PROBLEM DESCRIPTION:
Where a line holds "进口铁矿", copy it.

[Entries taken from a collection]
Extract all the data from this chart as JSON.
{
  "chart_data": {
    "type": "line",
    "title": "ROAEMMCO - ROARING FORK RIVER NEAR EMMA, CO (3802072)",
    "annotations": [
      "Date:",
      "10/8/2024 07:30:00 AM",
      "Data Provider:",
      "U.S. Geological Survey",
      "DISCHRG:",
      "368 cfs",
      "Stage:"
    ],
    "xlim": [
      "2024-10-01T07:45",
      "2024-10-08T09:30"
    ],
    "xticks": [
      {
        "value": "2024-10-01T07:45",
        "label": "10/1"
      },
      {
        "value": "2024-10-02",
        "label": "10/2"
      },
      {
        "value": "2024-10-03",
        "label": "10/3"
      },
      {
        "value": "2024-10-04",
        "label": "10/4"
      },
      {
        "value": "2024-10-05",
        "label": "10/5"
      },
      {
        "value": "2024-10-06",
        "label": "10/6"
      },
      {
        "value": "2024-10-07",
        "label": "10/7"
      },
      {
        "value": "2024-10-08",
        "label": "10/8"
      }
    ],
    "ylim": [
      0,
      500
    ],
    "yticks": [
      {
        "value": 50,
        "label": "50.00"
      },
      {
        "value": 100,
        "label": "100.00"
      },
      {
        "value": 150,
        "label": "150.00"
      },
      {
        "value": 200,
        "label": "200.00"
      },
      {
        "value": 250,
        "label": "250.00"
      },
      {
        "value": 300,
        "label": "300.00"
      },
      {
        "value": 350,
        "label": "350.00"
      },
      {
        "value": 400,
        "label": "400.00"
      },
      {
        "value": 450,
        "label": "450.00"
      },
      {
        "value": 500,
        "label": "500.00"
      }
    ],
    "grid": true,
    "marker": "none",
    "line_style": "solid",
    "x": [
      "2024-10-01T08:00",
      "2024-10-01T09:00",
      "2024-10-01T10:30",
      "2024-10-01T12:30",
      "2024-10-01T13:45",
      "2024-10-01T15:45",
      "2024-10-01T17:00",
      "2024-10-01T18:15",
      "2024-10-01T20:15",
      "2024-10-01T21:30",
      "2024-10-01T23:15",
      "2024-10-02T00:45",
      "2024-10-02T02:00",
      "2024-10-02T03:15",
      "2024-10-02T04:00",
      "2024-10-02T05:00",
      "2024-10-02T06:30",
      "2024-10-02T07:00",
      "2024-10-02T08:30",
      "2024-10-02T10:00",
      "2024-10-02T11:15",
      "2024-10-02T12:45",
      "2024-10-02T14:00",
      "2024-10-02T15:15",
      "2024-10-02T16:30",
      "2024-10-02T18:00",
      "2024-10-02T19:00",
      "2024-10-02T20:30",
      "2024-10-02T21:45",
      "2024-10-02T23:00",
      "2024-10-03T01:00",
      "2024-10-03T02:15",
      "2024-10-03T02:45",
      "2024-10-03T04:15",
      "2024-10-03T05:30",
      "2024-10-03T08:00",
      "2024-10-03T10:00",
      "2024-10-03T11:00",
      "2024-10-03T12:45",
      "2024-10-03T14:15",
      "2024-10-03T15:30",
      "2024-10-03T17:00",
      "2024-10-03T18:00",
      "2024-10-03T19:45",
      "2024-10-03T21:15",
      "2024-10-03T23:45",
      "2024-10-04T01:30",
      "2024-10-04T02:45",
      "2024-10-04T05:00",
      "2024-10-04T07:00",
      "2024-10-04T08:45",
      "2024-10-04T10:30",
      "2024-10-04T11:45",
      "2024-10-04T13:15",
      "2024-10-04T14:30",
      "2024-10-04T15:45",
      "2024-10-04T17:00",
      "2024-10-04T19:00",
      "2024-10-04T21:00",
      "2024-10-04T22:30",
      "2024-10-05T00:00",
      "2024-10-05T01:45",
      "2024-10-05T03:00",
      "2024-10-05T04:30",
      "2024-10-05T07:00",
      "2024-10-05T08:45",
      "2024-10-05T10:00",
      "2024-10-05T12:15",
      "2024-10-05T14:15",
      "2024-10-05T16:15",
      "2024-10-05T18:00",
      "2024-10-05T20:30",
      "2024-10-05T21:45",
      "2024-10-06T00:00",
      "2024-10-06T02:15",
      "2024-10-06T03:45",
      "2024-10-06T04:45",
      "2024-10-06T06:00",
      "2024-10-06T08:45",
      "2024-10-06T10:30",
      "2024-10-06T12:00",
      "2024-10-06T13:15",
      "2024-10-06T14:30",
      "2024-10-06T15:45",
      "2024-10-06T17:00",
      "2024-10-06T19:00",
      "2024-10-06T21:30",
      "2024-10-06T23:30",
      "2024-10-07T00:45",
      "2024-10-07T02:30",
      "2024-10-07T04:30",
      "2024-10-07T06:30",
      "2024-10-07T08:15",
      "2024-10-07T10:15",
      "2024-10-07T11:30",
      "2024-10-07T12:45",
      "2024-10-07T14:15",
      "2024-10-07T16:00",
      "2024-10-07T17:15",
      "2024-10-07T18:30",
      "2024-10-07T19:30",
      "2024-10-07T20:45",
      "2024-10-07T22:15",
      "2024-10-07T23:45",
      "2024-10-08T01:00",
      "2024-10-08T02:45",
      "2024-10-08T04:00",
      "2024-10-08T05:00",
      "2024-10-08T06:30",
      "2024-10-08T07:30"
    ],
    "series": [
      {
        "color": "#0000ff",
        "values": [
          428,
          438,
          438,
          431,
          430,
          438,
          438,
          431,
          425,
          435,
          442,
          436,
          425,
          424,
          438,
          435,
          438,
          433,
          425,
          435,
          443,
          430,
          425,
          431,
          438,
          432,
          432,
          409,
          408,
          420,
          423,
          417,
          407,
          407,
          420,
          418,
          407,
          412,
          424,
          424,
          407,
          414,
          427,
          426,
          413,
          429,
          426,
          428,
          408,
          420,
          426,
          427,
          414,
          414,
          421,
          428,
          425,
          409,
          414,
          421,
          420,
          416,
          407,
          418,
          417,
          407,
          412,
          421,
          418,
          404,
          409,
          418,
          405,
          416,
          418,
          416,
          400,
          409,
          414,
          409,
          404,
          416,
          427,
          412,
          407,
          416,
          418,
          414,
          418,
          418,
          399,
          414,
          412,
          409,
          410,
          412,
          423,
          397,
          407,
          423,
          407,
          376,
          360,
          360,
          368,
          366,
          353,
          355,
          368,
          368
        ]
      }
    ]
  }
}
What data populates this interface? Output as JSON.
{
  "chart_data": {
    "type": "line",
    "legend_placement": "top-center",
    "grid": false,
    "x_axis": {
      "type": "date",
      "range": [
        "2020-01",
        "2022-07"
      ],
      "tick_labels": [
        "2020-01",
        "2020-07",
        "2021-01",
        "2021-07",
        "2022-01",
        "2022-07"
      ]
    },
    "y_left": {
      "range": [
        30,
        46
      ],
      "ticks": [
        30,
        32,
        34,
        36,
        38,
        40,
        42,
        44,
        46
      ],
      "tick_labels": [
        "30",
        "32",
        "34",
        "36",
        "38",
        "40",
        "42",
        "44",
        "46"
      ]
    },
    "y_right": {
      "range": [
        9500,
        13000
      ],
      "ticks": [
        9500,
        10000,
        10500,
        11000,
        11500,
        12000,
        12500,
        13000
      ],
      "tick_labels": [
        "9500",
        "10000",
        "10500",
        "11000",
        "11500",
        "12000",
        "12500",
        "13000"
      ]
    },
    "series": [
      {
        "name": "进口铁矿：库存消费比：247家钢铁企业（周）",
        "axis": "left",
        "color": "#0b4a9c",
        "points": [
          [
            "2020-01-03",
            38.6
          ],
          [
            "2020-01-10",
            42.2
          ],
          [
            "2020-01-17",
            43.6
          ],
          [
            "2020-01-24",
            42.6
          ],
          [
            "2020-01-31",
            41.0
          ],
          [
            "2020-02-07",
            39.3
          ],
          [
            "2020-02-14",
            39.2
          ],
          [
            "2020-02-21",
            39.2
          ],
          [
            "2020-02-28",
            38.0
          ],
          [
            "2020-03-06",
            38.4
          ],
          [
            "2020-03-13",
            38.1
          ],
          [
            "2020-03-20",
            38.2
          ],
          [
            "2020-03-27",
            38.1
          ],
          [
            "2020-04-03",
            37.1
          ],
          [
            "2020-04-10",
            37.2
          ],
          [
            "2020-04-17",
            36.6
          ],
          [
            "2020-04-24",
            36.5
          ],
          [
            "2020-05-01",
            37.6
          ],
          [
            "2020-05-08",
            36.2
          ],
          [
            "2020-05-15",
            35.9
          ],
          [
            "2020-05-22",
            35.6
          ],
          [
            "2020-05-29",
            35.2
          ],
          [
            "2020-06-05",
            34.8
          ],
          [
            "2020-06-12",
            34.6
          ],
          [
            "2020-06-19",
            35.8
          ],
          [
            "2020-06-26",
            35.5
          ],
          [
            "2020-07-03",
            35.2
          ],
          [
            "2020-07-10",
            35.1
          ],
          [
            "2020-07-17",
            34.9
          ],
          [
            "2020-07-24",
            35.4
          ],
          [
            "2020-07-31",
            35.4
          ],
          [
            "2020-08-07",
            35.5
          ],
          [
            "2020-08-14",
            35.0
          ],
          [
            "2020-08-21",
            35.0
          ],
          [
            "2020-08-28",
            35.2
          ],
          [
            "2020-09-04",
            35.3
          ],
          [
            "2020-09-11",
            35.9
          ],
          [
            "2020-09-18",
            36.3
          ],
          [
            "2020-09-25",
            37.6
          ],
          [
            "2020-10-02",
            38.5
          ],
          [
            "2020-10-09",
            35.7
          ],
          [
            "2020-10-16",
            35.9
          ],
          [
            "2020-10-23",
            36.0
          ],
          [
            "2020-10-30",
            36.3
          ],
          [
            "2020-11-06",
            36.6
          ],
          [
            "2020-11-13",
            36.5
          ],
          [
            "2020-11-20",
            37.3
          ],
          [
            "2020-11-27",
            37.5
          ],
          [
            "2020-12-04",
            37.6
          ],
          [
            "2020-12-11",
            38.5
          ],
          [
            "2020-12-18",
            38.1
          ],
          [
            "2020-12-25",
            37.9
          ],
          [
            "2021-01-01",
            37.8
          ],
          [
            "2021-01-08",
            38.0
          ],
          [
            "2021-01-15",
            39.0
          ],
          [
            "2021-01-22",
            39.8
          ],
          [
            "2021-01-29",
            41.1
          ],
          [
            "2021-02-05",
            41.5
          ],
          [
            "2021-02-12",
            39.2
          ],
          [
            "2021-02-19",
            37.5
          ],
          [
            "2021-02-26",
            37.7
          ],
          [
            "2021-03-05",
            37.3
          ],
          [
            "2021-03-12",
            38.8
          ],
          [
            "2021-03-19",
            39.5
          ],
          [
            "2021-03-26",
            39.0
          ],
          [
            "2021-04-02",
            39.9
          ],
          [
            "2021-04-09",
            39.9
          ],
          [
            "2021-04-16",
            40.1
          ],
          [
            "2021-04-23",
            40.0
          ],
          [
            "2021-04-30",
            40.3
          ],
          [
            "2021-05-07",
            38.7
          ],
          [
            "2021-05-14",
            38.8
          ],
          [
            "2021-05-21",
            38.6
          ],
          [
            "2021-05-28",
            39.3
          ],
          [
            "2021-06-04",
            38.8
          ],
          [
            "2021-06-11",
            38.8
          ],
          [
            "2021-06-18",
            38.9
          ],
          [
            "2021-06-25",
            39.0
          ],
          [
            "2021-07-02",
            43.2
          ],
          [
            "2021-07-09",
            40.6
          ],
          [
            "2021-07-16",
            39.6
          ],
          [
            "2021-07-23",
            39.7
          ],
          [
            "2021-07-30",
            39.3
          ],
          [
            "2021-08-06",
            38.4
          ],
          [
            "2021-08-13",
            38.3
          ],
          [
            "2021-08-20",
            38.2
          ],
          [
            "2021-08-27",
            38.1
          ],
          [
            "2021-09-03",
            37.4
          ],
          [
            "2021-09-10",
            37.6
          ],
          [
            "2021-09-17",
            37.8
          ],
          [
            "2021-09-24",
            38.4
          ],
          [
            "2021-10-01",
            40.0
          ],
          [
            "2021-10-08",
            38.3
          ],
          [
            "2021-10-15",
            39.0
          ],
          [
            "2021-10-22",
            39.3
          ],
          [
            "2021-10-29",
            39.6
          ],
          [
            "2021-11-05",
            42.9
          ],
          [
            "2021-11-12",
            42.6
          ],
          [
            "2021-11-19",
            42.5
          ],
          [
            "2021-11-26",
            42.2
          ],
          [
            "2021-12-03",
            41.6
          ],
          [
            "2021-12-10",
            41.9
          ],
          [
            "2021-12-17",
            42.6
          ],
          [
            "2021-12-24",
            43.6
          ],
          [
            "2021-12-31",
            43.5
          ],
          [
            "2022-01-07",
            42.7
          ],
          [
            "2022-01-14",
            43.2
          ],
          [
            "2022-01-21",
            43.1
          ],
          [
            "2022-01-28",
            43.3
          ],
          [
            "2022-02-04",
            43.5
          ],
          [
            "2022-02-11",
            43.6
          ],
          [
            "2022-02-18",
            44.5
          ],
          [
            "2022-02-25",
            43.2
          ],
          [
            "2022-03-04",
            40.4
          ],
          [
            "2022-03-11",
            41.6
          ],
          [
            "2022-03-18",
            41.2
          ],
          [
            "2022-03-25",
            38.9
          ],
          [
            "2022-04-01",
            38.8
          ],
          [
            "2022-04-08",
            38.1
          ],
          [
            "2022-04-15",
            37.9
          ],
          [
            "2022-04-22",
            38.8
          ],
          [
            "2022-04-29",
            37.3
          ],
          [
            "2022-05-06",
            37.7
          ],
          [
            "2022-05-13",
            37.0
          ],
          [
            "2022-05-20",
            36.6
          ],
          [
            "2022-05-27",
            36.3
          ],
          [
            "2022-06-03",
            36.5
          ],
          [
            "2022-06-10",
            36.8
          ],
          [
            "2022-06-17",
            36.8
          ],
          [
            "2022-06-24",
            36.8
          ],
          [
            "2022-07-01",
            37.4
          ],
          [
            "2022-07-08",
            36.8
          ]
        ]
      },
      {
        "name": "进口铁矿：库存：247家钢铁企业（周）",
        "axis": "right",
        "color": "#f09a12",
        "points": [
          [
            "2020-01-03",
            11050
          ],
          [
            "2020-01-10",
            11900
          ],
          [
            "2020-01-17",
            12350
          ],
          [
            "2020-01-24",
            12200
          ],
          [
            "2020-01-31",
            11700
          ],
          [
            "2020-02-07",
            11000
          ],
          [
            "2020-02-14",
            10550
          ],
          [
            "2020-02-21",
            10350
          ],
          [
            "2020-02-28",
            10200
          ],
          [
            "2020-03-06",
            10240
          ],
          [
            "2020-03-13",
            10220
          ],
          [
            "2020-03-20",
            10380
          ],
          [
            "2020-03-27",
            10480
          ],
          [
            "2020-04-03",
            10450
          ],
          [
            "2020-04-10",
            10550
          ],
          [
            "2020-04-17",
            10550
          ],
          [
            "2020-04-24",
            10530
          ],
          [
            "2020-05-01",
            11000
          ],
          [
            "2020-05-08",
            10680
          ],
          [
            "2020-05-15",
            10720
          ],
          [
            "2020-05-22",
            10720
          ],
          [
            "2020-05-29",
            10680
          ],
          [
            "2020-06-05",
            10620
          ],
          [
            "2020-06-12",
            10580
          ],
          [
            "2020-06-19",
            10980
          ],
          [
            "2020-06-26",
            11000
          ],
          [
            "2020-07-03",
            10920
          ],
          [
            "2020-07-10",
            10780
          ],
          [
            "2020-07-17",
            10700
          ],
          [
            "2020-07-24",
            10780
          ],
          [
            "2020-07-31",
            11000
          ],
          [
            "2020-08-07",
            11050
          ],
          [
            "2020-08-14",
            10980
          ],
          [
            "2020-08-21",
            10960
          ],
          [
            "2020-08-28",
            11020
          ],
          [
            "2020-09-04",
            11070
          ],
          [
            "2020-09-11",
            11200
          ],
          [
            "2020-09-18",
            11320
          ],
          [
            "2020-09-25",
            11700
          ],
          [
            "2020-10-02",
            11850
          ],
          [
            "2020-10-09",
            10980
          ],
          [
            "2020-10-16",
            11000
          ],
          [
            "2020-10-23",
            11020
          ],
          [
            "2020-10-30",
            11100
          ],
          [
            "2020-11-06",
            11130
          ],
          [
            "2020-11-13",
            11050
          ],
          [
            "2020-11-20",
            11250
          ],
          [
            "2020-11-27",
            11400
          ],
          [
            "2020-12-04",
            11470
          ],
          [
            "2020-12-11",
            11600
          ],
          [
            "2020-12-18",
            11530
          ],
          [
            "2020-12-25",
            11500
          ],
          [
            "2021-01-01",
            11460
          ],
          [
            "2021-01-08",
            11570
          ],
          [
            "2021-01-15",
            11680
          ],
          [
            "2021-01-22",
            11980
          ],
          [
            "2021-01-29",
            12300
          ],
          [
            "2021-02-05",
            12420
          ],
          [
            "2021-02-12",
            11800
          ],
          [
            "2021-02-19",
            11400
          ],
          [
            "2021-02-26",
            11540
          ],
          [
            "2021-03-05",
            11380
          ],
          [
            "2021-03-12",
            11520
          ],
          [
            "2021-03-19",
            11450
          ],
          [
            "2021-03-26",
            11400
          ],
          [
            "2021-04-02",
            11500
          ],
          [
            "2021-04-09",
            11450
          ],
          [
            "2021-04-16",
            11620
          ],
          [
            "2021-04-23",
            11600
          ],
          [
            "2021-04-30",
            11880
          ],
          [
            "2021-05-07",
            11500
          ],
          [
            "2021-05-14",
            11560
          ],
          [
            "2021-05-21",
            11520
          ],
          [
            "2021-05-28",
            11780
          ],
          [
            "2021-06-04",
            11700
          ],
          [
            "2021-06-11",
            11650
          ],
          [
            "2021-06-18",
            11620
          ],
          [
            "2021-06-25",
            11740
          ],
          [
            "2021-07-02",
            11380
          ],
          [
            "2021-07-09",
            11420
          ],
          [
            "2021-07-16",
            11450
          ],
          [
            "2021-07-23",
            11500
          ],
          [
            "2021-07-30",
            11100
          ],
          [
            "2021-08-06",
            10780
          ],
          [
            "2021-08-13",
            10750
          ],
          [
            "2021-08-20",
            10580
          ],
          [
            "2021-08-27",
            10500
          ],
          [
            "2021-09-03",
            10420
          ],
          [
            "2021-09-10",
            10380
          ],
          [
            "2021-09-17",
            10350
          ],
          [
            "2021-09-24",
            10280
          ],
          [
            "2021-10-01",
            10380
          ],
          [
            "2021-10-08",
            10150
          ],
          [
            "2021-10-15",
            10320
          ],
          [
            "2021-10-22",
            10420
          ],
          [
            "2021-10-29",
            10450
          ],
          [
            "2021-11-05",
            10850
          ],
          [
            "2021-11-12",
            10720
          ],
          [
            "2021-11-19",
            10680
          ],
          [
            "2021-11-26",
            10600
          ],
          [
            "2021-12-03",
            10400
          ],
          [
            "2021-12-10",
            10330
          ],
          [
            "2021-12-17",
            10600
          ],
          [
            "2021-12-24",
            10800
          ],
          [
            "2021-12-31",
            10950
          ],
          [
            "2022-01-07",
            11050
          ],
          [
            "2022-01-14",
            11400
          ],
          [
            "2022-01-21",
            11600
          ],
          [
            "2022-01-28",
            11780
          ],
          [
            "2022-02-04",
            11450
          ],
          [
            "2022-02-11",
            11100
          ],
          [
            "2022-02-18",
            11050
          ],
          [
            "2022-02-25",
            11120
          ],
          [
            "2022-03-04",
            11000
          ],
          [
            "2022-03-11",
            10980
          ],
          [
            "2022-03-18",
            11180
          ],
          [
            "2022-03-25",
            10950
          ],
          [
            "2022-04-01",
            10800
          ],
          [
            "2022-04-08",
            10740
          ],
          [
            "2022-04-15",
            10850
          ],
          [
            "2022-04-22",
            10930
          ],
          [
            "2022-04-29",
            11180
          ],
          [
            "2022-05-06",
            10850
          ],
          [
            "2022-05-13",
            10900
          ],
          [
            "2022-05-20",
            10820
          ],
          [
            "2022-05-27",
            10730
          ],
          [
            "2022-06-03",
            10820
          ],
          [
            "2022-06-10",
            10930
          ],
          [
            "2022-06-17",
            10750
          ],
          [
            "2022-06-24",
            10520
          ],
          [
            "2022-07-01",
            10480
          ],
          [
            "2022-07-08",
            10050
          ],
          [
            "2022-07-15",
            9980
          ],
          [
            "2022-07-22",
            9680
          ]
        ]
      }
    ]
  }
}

TASK OUTPUT:
        "name": "进口铁矿：库存消费比：247家钢铁企业（周）",
        "name": "进口铁矿：库存：247家钢铁企业（周）",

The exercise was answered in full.